TASK BRIEF — Determine the number of lines that contain the word "Person", then state that number and nothing more.

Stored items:

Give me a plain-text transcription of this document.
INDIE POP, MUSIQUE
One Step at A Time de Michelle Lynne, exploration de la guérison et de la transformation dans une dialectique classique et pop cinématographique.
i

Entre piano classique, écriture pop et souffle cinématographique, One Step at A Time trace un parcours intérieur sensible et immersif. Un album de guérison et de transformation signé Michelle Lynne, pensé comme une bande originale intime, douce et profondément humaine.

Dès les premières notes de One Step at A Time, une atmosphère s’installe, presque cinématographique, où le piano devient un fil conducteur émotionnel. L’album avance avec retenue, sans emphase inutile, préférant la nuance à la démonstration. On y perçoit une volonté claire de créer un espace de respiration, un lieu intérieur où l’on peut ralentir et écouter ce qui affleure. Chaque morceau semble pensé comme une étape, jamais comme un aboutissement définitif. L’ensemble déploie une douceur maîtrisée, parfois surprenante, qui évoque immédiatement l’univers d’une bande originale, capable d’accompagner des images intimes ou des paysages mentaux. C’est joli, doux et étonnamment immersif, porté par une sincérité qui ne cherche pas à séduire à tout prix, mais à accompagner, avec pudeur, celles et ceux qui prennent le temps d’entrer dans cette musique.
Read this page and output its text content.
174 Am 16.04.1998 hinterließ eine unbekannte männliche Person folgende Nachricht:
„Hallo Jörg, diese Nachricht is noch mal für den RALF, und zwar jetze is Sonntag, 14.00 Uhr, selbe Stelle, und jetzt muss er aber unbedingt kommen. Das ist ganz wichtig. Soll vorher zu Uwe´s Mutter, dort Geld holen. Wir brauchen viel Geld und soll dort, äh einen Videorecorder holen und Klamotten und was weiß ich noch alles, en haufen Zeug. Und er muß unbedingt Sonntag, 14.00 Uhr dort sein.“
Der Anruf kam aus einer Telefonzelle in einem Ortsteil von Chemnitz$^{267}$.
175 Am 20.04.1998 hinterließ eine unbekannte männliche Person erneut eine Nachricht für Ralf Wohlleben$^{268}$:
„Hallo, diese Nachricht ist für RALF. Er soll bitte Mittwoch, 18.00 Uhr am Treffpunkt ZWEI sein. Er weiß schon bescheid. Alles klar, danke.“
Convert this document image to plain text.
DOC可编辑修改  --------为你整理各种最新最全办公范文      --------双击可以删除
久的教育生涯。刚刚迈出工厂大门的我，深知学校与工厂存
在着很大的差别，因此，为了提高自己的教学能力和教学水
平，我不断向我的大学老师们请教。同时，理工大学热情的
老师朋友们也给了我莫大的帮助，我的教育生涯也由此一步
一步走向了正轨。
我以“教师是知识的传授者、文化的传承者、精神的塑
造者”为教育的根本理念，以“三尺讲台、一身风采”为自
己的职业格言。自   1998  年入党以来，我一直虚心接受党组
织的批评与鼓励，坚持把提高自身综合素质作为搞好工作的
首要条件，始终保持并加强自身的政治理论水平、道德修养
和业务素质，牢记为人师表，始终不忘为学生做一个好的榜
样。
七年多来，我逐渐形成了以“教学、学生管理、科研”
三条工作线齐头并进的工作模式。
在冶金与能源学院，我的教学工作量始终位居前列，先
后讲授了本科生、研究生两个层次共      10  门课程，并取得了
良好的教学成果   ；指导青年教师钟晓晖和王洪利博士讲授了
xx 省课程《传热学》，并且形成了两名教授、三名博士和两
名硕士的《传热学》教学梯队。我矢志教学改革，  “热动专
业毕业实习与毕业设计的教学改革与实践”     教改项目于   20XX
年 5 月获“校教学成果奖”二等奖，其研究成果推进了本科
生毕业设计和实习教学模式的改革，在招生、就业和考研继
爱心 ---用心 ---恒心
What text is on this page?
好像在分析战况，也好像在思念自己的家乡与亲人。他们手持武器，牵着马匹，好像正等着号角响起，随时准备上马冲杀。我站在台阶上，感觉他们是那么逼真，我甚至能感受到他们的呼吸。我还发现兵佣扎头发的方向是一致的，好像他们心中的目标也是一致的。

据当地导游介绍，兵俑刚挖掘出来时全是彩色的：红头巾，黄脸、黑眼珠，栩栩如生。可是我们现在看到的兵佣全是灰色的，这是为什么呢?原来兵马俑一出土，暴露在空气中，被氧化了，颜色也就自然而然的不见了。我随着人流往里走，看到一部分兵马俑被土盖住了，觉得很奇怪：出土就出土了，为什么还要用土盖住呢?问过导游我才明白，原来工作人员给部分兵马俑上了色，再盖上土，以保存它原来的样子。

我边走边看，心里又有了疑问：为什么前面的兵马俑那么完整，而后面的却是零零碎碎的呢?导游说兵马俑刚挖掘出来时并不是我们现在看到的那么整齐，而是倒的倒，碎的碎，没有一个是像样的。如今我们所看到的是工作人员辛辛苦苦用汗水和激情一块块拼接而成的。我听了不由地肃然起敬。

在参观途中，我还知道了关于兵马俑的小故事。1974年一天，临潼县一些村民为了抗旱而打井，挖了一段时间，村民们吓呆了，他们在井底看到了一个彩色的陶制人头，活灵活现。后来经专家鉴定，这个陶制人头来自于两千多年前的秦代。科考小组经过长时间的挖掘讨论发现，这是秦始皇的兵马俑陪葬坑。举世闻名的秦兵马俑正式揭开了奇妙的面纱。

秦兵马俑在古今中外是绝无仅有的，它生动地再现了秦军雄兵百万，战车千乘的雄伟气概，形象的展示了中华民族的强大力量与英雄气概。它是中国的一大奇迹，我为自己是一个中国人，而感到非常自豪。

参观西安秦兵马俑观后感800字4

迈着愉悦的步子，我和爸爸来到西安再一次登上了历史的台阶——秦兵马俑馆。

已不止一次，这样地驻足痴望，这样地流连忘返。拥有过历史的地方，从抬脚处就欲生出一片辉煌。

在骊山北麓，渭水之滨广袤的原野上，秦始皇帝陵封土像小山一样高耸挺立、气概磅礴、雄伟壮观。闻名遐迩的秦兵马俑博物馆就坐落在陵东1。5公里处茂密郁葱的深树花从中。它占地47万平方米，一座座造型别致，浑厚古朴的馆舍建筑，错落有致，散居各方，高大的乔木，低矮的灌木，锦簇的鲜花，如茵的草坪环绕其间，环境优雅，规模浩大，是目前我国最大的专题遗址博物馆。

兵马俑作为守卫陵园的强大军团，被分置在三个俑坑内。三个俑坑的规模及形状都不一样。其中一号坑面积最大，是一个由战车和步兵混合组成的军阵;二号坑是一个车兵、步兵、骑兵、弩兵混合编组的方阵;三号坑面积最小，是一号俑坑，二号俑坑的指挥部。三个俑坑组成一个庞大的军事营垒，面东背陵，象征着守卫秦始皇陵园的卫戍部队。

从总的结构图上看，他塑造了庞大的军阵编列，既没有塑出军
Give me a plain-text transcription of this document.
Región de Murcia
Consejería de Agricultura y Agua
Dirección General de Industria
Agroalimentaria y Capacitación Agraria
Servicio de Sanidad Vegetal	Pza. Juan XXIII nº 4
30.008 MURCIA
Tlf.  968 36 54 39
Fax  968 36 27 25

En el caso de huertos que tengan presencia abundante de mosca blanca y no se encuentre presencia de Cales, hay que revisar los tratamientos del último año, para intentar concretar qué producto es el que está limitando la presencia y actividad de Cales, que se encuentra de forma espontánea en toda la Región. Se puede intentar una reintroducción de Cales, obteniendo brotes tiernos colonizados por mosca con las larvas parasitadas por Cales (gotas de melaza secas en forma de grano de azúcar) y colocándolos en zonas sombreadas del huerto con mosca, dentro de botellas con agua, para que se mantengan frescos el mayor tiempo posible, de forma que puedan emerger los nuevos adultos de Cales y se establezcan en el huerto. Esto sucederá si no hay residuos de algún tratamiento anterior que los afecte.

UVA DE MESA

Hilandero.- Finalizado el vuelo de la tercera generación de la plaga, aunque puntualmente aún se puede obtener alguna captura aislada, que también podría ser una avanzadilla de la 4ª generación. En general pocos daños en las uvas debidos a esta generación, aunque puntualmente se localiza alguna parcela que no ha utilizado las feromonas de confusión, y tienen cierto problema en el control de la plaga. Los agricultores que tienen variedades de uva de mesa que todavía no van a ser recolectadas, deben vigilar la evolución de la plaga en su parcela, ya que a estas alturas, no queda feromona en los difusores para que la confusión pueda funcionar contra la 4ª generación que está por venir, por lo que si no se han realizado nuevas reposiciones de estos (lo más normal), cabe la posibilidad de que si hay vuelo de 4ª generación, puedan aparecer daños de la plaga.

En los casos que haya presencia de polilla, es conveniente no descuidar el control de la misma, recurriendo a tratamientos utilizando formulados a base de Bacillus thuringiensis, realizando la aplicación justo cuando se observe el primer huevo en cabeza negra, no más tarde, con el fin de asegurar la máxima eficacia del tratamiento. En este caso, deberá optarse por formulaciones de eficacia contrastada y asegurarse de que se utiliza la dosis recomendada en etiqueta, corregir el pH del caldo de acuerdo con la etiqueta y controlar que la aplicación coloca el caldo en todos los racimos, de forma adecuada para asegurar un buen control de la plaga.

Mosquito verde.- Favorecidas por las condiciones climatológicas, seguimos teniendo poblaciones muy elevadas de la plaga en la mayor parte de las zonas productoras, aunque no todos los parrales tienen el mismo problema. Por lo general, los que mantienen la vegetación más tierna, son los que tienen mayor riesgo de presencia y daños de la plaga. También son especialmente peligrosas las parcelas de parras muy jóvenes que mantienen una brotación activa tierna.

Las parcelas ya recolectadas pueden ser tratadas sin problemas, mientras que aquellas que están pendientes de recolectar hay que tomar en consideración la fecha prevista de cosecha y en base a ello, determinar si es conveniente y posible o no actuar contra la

SOLUTION TO THE EXERCISE — 2